# Task goal:
Pull out every line below that contains the word "caved".

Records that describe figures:
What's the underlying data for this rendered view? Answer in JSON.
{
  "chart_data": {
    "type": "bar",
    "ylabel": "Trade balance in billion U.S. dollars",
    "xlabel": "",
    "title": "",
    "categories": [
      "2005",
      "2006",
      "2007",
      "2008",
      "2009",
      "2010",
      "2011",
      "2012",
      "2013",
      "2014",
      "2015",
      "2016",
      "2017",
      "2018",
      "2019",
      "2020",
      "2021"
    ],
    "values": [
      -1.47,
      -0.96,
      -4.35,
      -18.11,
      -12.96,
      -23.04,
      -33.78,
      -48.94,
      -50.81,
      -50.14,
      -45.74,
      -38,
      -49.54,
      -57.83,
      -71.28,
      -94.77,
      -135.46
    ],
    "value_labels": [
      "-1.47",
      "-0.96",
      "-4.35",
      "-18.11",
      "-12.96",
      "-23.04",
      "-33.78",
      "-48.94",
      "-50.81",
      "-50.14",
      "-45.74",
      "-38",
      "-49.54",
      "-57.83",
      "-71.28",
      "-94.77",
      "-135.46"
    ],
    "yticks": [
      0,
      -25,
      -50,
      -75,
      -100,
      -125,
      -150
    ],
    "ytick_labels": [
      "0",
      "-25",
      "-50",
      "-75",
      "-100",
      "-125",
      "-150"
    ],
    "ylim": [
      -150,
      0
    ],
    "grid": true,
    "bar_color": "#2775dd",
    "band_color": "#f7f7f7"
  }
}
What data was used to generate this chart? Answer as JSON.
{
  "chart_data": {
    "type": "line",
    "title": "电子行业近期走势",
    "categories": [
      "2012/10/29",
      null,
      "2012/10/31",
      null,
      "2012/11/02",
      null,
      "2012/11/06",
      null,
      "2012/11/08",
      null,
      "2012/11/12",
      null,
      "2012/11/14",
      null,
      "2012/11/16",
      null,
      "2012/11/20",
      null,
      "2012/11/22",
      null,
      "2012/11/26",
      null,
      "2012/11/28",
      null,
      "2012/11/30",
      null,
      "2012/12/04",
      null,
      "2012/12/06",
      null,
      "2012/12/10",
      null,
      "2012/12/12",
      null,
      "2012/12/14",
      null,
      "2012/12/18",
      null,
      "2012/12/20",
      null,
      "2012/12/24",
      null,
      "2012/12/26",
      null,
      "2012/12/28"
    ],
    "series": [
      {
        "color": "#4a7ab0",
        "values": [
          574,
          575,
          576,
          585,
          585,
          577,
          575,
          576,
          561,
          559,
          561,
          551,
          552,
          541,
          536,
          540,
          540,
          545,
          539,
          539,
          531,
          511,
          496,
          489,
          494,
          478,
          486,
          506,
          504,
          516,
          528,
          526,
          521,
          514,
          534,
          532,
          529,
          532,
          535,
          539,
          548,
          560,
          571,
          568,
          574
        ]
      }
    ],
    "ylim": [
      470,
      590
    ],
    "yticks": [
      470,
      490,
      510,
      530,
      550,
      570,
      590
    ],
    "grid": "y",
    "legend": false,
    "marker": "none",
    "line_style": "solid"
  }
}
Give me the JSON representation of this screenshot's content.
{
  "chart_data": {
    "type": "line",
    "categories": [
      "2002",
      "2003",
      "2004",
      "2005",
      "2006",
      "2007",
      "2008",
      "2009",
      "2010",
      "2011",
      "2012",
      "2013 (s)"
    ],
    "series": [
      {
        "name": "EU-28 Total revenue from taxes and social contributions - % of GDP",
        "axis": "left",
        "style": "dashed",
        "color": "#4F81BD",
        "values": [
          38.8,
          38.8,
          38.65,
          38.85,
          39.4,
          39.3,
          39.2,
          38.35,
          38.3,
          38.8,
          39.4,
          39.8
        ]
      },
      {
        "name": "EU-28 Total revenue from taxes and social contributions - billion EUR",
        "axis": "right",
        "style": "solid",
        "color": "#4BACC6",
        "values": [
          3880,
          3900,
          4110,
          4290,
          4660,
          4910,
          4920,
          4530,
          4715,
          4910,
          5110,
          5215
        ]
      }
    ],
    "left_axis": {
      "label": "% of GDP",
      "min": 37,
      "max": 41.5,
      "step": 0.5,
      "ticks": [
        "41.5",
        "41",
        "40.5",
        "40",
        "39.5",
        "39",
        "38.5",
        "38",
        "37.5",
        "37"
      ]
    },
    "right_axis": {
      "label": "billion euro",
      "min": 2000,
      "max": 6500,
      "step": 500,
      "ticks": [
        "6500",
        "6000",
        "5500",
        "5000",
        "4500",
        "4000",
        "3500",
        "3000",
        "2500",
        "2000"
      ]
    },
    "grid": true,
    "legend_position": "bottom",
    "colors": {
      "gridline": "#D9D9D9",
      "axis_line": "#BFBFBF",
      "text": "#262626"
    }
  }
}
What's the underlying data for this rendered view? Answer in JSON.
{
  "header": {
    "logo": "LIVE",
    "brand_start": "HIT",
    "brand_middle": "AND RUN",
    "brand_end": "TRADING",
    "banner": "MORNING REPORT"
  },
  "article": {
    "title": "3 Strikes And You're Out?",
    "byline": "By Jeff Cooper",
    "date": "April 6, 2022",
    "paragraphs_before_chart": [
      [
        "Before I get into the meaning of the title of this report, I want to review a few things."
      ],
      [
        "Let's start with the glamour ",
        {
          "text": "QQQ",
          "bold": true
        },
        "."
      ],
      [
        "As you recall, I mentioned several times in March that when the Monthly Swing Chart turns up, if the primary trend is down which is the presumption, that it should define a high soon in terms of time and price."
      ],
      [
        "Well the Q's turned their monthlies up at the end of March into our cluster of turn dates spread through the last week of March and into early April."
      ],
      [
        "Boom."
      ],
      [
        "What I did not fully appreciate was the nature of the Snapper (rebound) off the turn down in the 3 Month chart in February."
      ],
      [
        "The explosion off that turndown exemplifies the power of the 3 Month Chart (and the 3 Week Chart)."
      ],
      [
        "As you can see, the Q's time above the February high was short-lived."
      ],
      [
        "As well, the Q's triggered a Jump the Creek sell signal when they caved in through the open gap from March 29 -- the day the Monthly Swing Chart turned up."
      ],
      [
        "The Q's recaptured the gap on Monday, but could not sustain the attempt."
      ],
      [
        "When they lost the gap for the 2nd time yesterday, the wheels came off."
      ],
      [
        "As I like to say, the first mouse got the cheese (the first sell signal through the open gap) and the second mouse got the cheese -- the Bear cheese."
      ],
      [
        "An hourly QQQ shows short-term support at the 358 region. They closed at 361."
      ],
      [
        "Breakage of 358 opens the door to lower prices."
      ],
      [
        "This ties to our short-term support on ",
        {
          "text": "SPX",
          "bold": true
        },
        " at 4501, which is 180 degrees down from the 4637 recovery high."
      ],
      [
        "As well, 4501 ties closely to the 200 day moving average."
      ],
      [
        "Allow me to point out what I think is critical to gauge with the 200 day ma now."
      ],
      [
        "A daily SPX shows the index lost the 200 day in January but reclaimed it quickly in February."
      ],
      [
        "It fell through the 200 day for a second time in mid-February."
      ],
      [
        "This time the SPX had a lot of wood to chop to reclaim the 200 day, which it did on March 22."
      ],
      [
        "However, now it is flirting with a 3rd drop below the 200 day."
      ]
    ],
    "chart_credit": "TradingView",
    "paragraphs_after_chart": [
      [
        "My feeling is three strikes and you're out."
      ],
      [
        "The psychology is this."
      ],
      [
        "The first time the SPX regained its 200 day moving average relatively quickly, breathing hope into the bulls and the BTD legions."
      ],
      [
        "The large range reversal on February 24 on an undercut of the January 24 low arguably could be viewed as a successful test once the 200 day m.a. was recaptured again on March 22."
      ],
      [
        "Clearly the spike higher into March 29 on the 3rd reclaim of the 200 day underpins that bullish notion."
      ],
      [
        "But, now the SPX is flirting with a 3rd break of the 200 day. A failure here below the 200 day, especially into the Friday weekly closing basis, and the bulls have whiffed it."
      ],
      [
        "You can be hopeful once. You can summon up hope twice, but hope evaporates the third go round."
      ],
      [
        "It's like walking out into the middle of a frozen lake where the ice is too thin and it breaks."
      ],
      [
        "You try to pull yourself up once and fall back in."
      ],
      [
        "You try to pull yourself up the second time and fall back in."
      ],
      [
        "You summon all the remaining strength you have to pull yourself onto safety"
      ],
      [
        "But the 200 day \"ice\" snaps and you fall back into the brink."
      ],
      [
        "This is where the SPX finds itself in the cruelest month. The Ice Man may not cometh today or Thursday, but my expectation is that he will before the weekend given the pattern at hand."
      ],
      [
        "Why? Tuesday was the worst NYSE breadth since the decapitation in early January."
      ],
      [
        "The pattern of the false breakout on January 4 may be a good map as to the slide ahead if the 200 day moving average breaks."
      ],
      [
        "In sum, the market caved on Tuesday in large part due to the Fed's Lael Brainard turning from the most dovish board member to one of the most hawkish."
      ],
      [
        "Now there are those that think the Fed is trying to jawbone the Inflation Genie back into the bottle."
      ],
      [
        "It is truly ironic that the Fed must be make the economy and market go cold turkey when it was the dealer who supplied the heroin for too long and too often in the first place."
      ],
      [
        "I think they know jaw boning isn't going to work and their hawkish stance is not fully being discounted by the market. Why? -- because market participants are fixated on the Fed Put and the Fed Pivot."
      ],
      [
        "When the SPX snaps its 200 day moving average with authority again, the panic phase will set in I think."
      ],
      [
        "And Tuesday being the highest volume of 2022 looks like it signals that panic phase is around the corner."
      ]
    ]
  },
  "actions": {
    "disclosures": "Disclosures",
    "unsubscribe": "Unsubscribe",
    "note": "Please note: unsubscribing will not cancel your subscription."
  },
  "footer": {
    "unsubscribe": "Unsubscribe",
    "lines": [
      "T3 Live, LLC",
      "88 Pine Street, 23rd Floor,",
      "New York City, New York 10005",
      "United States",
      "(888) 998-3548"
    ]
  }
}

# Written response:
        "As well, the Q's triggered a Jump the Creek sell signal when they caved in through the open gap from March 29 -- the day the Monthly Swing Chart turned up."
        "In sum, the market caved on Tuesday in large part due to the Fed's Lael Brainard turning from the most dovish board member to one of the most hawkish."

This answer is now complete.